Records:
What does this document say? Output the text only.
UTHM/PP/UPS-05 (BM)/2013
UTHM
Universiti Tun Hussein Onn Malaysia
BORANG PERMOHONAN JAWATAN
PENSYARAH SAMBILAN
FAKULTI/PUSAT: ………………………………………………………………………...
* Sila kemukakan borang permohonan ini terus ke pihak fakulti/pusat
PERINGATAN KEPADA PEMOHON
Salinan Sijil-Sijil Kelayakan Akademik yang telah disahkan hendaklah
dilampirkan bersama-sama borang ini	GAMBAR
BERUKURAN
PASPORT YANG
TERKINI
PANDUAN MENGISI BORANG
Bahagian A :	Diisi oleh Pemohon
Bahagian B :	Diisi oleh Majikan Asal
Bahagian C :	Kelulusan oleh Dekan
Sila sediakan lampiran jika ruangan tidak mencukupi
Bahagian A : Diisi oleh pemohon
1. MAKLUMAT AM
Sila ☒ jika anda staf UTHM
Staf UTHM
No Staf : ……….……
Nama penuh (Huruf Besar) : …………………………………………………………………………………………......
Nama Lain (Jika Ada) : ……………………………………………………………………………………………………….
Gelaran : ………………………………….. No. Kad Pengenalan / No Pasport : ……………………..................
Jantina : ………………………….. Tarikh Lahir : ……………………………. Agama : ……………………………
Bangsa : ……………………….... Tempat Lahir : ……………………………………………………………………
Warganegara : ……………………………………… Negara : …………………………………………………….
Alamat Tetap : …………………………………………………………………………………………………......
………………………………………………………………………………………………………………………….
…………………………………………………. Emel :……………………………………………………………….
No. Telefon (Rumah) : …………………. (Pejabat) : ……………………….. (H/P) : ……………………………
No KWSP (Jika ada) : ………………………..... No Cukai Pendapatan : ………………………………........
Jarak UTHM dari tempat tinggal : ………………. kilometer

What to do:
Print the records above exactly as they appear.

Answer to the exercise:
What does this document say? Output the text only.
UTHM/PP/UPS-05 (BM)/2013
UTHM
Universiti Tun Hussein Onn Malaysia
BORANG PERMOHONAN JAWATAN
PENSYARAH SAMBILAN
FAKULTI/PUSAT: ………………………………………………………………………...
* Sila kemukakan borang permohonan ini terus ke pihak fakulti/pusat
PERINGATAN KEPADA PEMOHON
Salinan Sijil-Sijil Kelayakan Akademik yang telah disahkan hendaklah
dilampirkan bersama-sama borang ini	GAMBAR
BERUKURAN
PASPORT YANG
TERKINI
PANDUAN MENGISI BORANG
Bahagian A :	Diisi oleh Pemohon
Bahagian B :	Diisi oleh Majikan Asal
Bahagian C :	Kelulusan oleh Dekan
Sila sediakan lampiran jika ruangan tidak mencukupi
Bahagian A : Diisi oleh pemohon
1. MAKLUMAT AM
Sila ☒ jika anda staf UTHM
Staf UTHM
No Staf : ……….……
Nama penuh (Huruf Besar) : …………………………………………………………………………………………......
Nama Lain (Jika Ada) : ……………………………………………………………………………………………………….
Gelaran : ………………………………….. No. Kad Pengenalan / No Pasport : ……………………..................
Jantina : ………………………….. Tarikh Lahir : ……………………………. Agama : ……………………………
Bangsa : ……………………….... Tempat Lahir : ……………………………………………………………………
Warganegara : ……………………………………… Negara : …………………………………………………….
Alamat Tetap : …………………………………………………………………………………………………......
………………………………………………………………………………………………………………………….
…………………………………………………. Emel :……………………………………………………………….
No. Telefon (Rumah) : …………………. (Pejabat) : ……………………….. (H/P) : ……………………………
No KWSP (Jika ada) : ………………………..... No Cukai Pendapatan : ………………………………........
Jarak UTHM dari tempat tinggal : ………………. kilometer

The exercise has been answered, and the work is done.